** Task to carry out **
Write the data out again, character for character, with no images.

** Information supplied **
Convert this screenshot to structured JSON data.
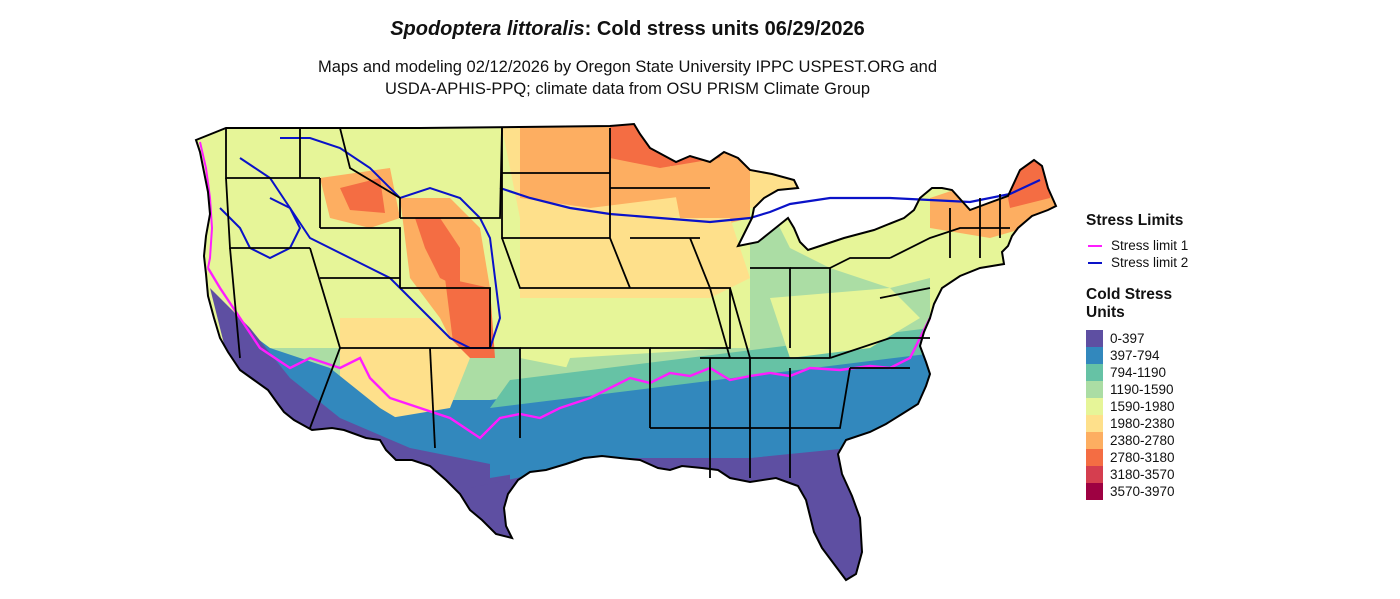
{
  "title": {
    "italic_part": "Spodoptera littoralis",
    "rest": ": Cold stress units 06/29/2026"
  },
  "subtitle": {
    "line1": "Maps and modeling 02/12/2026 by Oregon State University IPPC USPEST.ORG and",
    "line2": "USDA-APHIS-PPQ; climate data from OSU PRISM Climate Group"
  },
  "legend": {
    "stress_title": "Stress Limits",
    "stress_items": [
      {
        "label": "Stress limit 1",
        "color": "#ff1dff"
      },
      {
        "label": "Stress limit 2",
        "color": "#0a12c8"
      }
    ],
    "cold_title": "Cold Stress Units",
    "cold_items": [
      {
        "label": "0-397",
        "color": "#5e4fa2"
      },
      {
        "label": "397-794",
        "color": "#3288bd"
      },
      {
        "label": "794-1190",
        "color": "#66c2a5"
      },
      {
        "label": "1190-1590",
        "color": "#abdda4"
      },
      {
        "label": "1590-1980",
        "color": "#e6f598"
      },
      {
        "label": "1980-2380",
        "color": "#fee08b"
      },
      {
        "label": "2380-2780",
        "color": "#fdae61"
      },
      {
        "label": "2780-3180",
        "color": "#f46d43"
      },
      {
        "label": "3180-3570",
        "color": "#d53e4f"
      },
      {
        "label": "3570-3970",
        "color": "#9e0142"
      }
    ]
  }
}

** Solution to the exercise **
Convert this screenshot to structured JSON data.
{
  "title": {
    "italic_part": "Spodoptera littoralis",
    "rest": ": Cold stress units 06/29/2026"
  },
  "subtitle": {
    "line1": "Maps and modeling 02/12/2026 by Oregon State University IPPC USPEST.ORG and",
    "line2": "USDA-APHIS-PPQ; climate data from OSU PRISM Climate Group"
  },
  "legend": {
    "stress_title": "Stress Limits",
    "stress_items": [
      {
        "label": "Stress limit 1",
        "color": "#ff1dff"
      },
      {
        "label": "Stress limit 2",
        "color": "#0a12c8"
      }
    ],
    "cold_title": "Cold Stress Units",
    "cold_items": [
      {
        "label": "0-397",
        "color": "#5e4fa2"
      },
      {
        "label": "397-794",
        "color": "#3288bd"
      },
      {
        "label": "794-1190",
        "color": "#66c2a5"
      },
      {
        "label": "1190-1590",
        "color": "#abdda4"
      },
      {
        "label": "1590-1980",
        "color": "#e6f598"
      },
      {
        "label": "1980-2380",
        "color": "#fee08b"
      },
      {
        "label": "2380-2780",
        "color": "#fdae61"
      },
      {
        "label": "2780-3180",
        "color": "#f46d43"
      },
      {
        "label": "3180-3570",
        "color": "#d53e4f"
      },
      {
        "label": "3570-3970",
        "color": "#9e0142"
      }
    ]
  }
}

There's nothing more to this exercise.